Make an exact copy of all the entries, with the pictures left out.

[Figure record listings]
++++++++
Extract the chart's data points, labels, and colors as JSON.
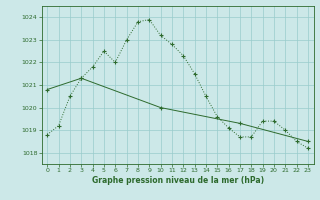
{
  "series1_x": [
    0,
    1,
    2,
    3,
    4,
    5,
    6,
    7,
    8,
    9,
    10,
    11,
    12,
    13,
    14,
    15,
    16,
    17,
    18,
    19,
    20,
    21,
    22,
    23
  ],
  "series1_y": [
    1018.8,
    1019.2,
    1020.5,
    1021.3,
    1021.8,
    1022.5,
    1022.0,
    1023.0,
    1023.8,
    1023.9,
    1023.2,
    1022.8,
    1022.3,
    1021.5,
    1020.5,
    1019.6,
    1019.1,
    1018.7,
    1018.7,
    1019.4,
    1019.4,
    1019.0,
    1018.5,
    1018.2
  ],
  "series2_x": [
    0,
    3,
    10,
    17,
    23
  ],
  "series2_y": [
    1020.8,
    1021.3,
    1020.0,
    1019.3,
    1018.5
  ],
  "line_color": "#2d6a2d",
  "bg_color": "#cce8e8",
  "grid_color": "#99cccc",
  "xlabel": "Graphe pression niveau de la mer (hPa)",
  "ylim": [
    1017.5,
    1024.5
  ],
  "xlim": [
    -0.5,
    23.5
  ],
  "yticks": [
    1018,
    1019,
    1020,
    1021,
    1022,
    1023,
    1024
  ],
  "xticks": [
    0,
    1,
    2,
    3,
    4,
    5,
    6,
    7,
    8,
    9,
    10,
    11,
    12,
    13,
    14,
    15,
    16,
    17,
    18,
    19,
    20,
    21,
    22,
    23
  ],
  "marker": "+"
}
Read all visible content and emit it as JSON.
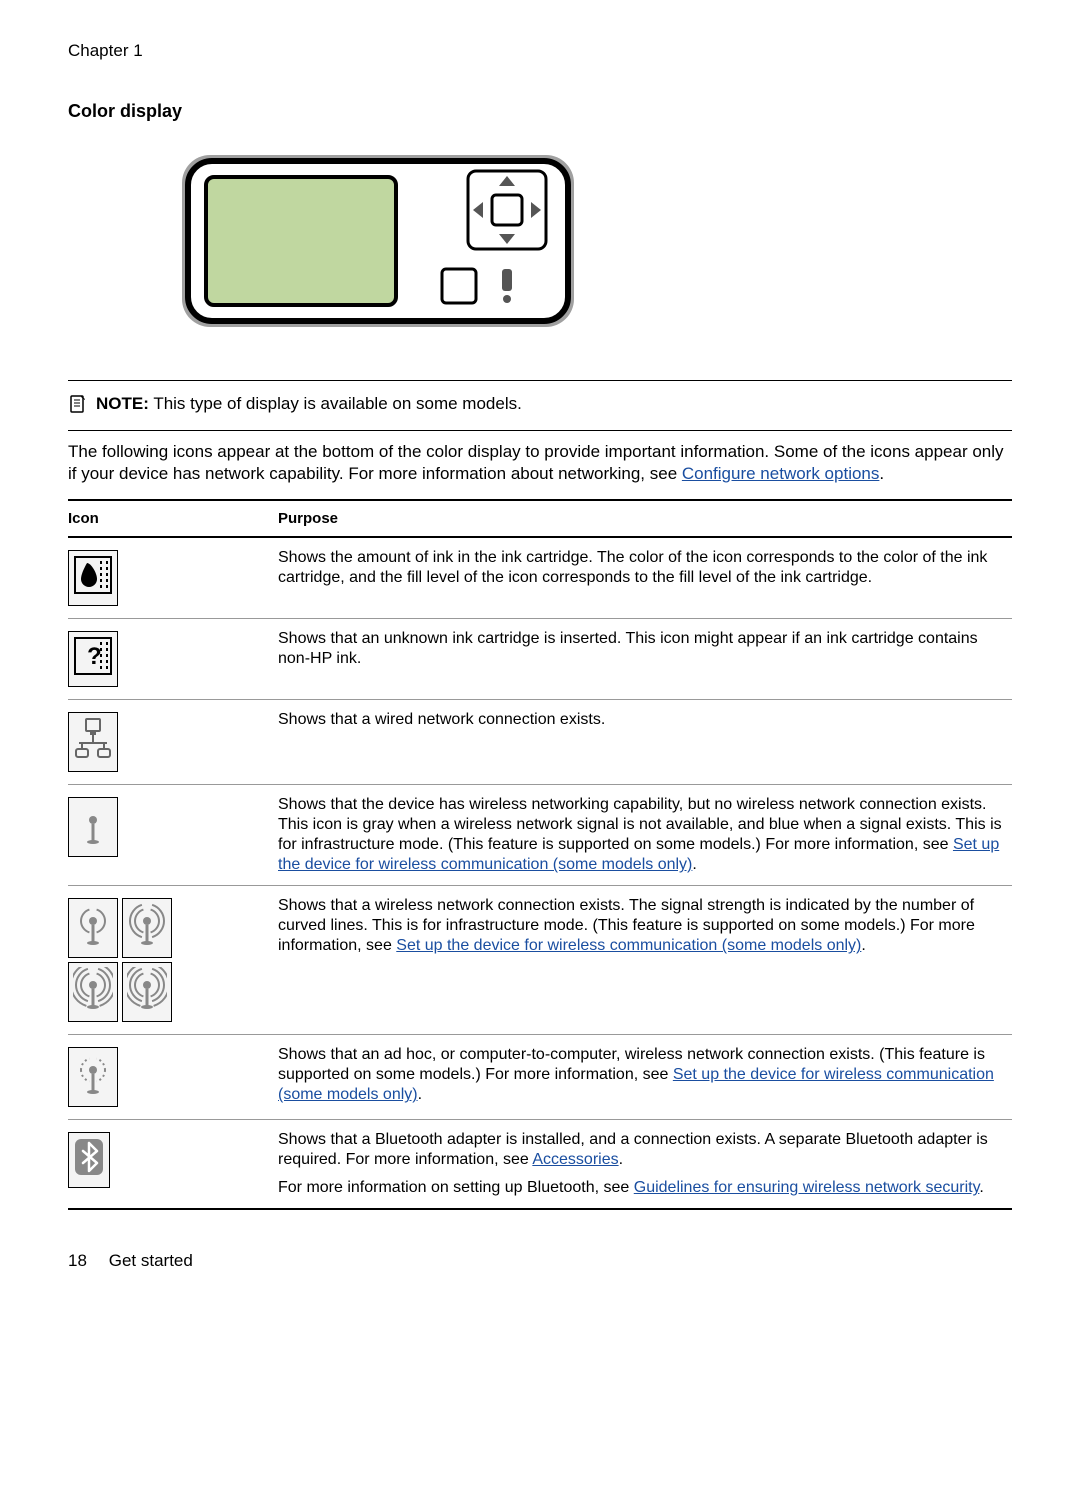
{
  "header": {
    "chapter": "Chapter 1"
  },
  "section": {
    "title": "Color display"
  },
  "figure": {
    "screen_fill": "#c0d7a0",
    "body_fill": "#ffffff",
    "body_stroke": "#000000",
    "outer_fill": "#a0a0a0",
    "border_radius": 28
  },
  "note": {
    "prefix": "NOTE:",
    "text": "This type of display is available on some models."
  },
  "intro": {
    "text_before_link": "The following icons appear at the bottom of the color display to provide important information. Some of the icons appear only if your device has network capability. For more information about networking, see ",
    "link_text": "Configure network options",
    "text_after_link": "."
  },
  "table": {
    "headers": {
      "icon": "Icon",
      "purpose": "Purpose"
    },
    "rows": [
      {
        "icon_name": "ink-level-icon",
        "segments": [
          {
            "type": "text",
            "value": "Shows the amount of ink in the ink cartridge. The color of the icon corresponds to the color of the ink cartridge, and the fill level of the icon corresponds to the fill level of the ink cartridge."
          }
        ]
      },
      {
        "icon_name": "unknown-ink-icon",
        "segments": [
          {
            "type": "text",
            "value": "Shows that an unknown ink cartridge is inserted. This icon might appear if an ink cartridge contains non-HP ink."
          }
        ]
      },
      {
        "icon_name": "wired-network-icon",
        "segments": [
          {
            "type": "text",
            "value": "Shows that a wired network connection exists."
          }
        ]
      },
      {
        "icon_name": "wireless-capable-icon",
        "segments": [
          {
            "type": "text",
            "value": "Shows that the device has wireless networking capability, but no wireless network connection exists. This icon is gray when a wireless network signal is not available, and blue when a signal exists. This is for infrastructure mode. (This feature is supported on some models.) For more information, see "
          },
          {
            "type": "link",
            "value": "Set up the device for wireless communication (some models only)"
          },
          {
            "type": "text",
            "value": "."
          }
        ]
      },
      {
        "icon_name": "wireless-signal-icon",
        "segments": [
          {
            "type": "text",
            "value": "Shows that a wireless network connection exists. The signal strength is indicated by the number of curved lines. This is for infrastructure mode. (This feature is supported on some models.) For more information, see "
          },
          {
            "type": "link",
            "value": "Set up the device for wireless communication (some models only)"
          },
          {
            "type": "text",
            "value": "."
          }
        ]
      },
      {
        "icon_name": "adhoc-wireless-icon",
        "segments": [
          {
            "type": "text",
            "value": "Shows that an ad hoc, or computer-to-computer, wireless network connection exists. (This feature is supported on some models.) For more information, see "
          },
          {
            "type": "link",
            "value": "Set up the device for wireless communication (some models only)"
          },
          {
            "type": "text",
            "value": "."
          }
        ]
      },
      {
        "icon_name": "bluetooth-icon",
        "segments": [
          {
            "type": "text",
            "value": "Shows that a Bluetooth adapter is installed, and a connection exists. A separate Bluetooth adapter is required. For more information, see "
          },
          {
            "type": "link",
            "value": "Accessories"
          },
          {
            "type": "text",
            "value": "."
          },
          {
            "type": "break"
          },
          {
            "type": "text",
            "value": "For more information on setting up Bluetooth, see "
          },
          {
            "type": "link",
            "value": "Guidelines for ensuring wireless network security"
          },
          {
            "type": "text",
            "value": "."
          }
        ]
      }
    ]
  },
  "footer": {
    "page_number": "18",
    "section_name": "Get started"
  }
}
++++++++
- _Exercise answer_
Extract the chart's data points, labels, and colors as JSON.
{
  "series1_x": [
    0,
    1,
    2,
    3,
    4,
    5,
    6,
    7,
    8,
    9,
    10,
    11,
    12,
    13,
    14,
    15,
    16,
    17,
    18,
    19,
    20,
    21,
    22,
    23
  ],
  "series1_y": [
    1018.8,
    1019.2,
    1020.5,
    1021.3,
    1021.8,
    1022.5,
    1022.0,
    1023.0,
    1023.8,
    1023.9,
    1023.2,
    1022.8,
    1022.3,
    1021.5,
    1020.5,
    1019.6,
    1019.1,
    1018.7,
    1018.7,
    1019.4,
    1019.4,
    1019.0,
    1018.5,
    1018.2
  ],
  "series2_x": [
    0,
    3,
    10,
    17,
    23
  ],
  "series2_y": [
    1020.8,
    1021.3,
    1020.0,
    1019.3,
    1018.5
  ],
  "line_color": "#2d6a2d",
  "bg_color": "#cce8e8",
  "grid_color": "#99cccc",
  "xlabel": "Graphe pression niveau de la mer (hPa)",
  "ylim": [
    1017.5,
    1024.5
  ],
  "xlim": [
    -0.5,
    23.5
  ],
  "yticks": [
    1018,
    1019,
    1020,
    1021,
    1022,
    1023,
    1024
  ],
  "xticks": [
    0,
    1,
    2,
    3,
    4,
    5,
    6,
    7,
    8,
    9,
    10,
    11,
    12,
    13,
    14,
    15,
    16,
    17,
    18,
    19,
    20,
    21,
    22,
    23
  ],
  "marker": "+"
}
Read all visible content and emit it as JSON.
{
  "header": {
    "chapter": "Chapter 1"
  },
  "section": {
    "title": "Color display"
  },
  "figure": {
    "screen_fill": "#c0d7a0",
    "body_fill": "#ffffff",
    "body_stroke": "#000000",
    "outer_fill": "#a0a0a0",
    "border_radius": 28
  },
  "note": {
    "prefix": "NOTE:",
    "text": "This type of display is available on some models."
  },
  "intro": {
    "text_before_link": "The following icons appear at the bottom of the color display to provide important information. Some of the icons appear only if your device has network capability. For more information about networking, see ",
    "link_text": "Configure network options",
    "text_after_link": "."
  },
  "table": {
    "headers": {
      "icon": "Icon",
      "purpose": "Purpose"
    },
    "rows": [
      {
        "icon_name": "ink-level-icon",
        "segments": [
          {
            "type": "text",
            "value": "Shows the amount of ink in the ink cartridge. The color of the icon corresponds to the color of the ink cartridge, and the fill level of the icon corresponds to the fill level of the ink cartridge."
          }
        ]
      },
      {
        "icon_name": "unknown-ink-icon",
        "segments": [
          {
            "type": "text",
            "value": "Shows that an unknown ink cartridge is inserted. This icon might appear if an ink cartridge contains non-HP ink."
          }
        ]
      },
      {
        "icon_name": "wired-network-icon",
        "segments": [
          {
            "type": "text",
            "value": "Shows that a wired network connection exists."
          }
        ]
      },
      {
        "icon_name": "wireless-capable-icon",
        "segments": [
          {
            "type": "text",
            "value": "Shows that the device has wireless networking capability, but no wireless network connection exists. This icon is gray when a wireless network signal is not available, and blue when a signal exists. This is for infrastructure mode. (This feature is supported on some models.) For more information, see "
          },
          {
            "type": "link",
            "value": "Set up the device for wireless communication (some models only)"
          },
          {
            "type": "text",
            "value": "."
          }
        ]
      },
      {
        "icon_name": "wireless-signal-icon",
        "segments": [
          {
            "type": "text",
            "value": "Shows that a wireless network connection exists. The signal strength is indicated by the number of curved lines. This is for infrastructure mode. (This feature is supported on some models.) For more information, see "
          },
          {
            "type": "link",
            "value": "Set up the device for wireless communication (some models only)"
          },
          {
            "type": "text",
            "value": "."
          }
        ]
      },
      {
        "icon_name": "adhoc-wireless-icon",
        "segments": [
          {
            "type": "text",
            "value": "Shows that an ad hoc, or computer-to-computer, wireless network connection exists. (This feature is supported on some models.) For more information, see "
          },
          {
            "type": "link",
            "value": "Set up the device for wireless communication (some models only)"
          },
          {
            "type": "text",
            "value": "."
          }
        ]
      },
      {
        "icon_name": "bluetooth-icon",
        "segments": [
          {
            "type": "text",
            "value": "Shows that a Bluetooth adapter is installed, and a connection exists. A separate Bluetooth adapter is required. For more information, see "
          },
          {
            "type": "link",
            "value": "Accessories"
          },
          {
            "type": "text",
            "value": "."
          },
          {
            "type": "break"
          },
          {
            "type": "text",
            "value": "For more information on setting up Bluetooth, see "
          },
          {
            "type": "link",
            "value": "Guidelines for ensuring wireless network security"
          },
          {
            "type": "text",
            "value": "."
          }
        ]
      }
    ]
  },
  "footer": {
    "page_number": "18",
    "section_name": "Get started"
  }
}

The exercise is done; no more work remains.